> **GIVEN PROBLEM**: Quote the listing in full, exactly as given, minus any pictures.

> **RECORDS**:
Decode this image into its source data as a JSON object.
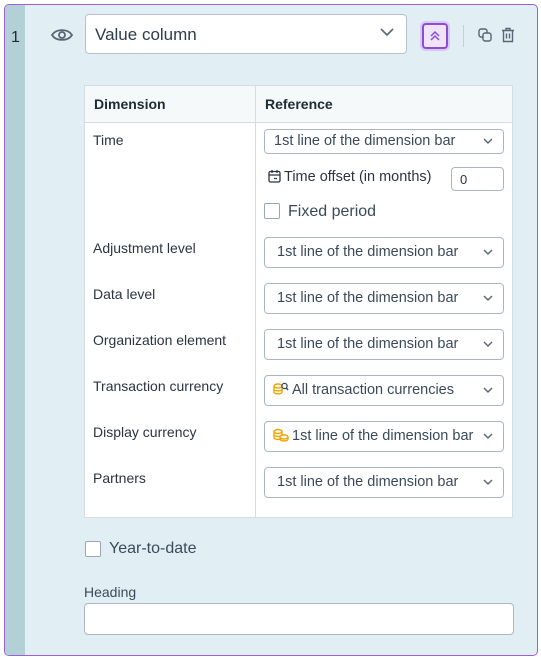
{
  "row_number": "1",
  "column_type": {
    "value": "Value column"
  },
  "table": {
    "headers": {
      "dimension": "Dimension",
      "reference": "Reference"
    },
    "rows": [
      {
        "dimension": "Time",
        "reference": "1st line of the dimension bar"
      },
      {
        "dimension": "Adjustment level",
        "reference": "1st line of the dimension bar"
      },
      {
        "dimension": "Data level",
        "reference": "1st line of the dimension bar"
      },
      {
        "dimension": "Organization element",
        "reference": "1st line of the dimension bar"
      },
      {
        "dimension": "Transaction currency",
        "reference": "All transaction currencies",
        "icon": "currency-search-icon"
      },
      {
        "dimension": "Display currency",
        "reference": "1st line of the dimension bar",
        "icon": "currency-icon"
      },
      {
        "dimension": "Partners",
        "reference": "1st line of the dimension bar"
      }
    ],
    "time_offset": {
      "label": "Time offset (in months)",
      "value": "0"
    },
    "fixed_period": {
      "label": "Fixed period",
      "checked": false
    }
  },
  "year_to_date": {
    "label": "Year-to-date",
    "checked": false
  },
  "heading": {
    "label": "Heading",
    "value": ""
  },
  "colors": {
    "accent": "#8a4ed3",
    "background": "#e1eff4",
    "gutter": "#b3d0d6",
    "coin": "#f0a500"
  }
}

> **SOLUTION TO THE EXERCISE**:
Decode this image into its source data as a JSON object.
{
  "row_number": "1",
  "column_type": {
    "value": "Value column"
  },
  "table": {
    "headers": {
      "dimension": "Dimension",
      "reference": "Reference"
    },
    "rows": [
      {
        "dimension": "Time",
        "reference": "1st line of the dimension bar"
      },
      {
        "dimension": "Adjustment level",
        "reference": "1st line of the dimension bar"
      },
      {
        "dimension": "Data level",
        "reference": "1st line of the dimension bar"
      },
      {
        "dimension": "Organization element",
        "reference": "1st line of the dimension bar"
      },
      {
        "dimension": "Transaction currency",
        "reference": "All transaction currencies",
        "icon": "currency-search-icon"
      },
      {
        "dimension": "Display currency",
        "reference": "1st line of the dimension bar",
        "icon": "currency-icon"
      },
      {
        "dimension": "Partners",
        "reference": "1st line of the dimension bar"
      }
    ],
    "time_offset": {
      "label": "Time offset (in months)",
      "value": "0"
    },
    "fixed_period": {
      "label": "Fixed period",
      "checked": false
    }
  },
  "year_to_date": {
    "label": "Year-to-date",
    "checked": false
  },
  "heading": {
    "label": "Heading",
    "value": ""
  },
  "colors": {
    "accent": "#8a4ed3",
    "background": "#e1eff4",
    "gutter": "#b3d0d6",
    "coin": "#f0a500"
  }
}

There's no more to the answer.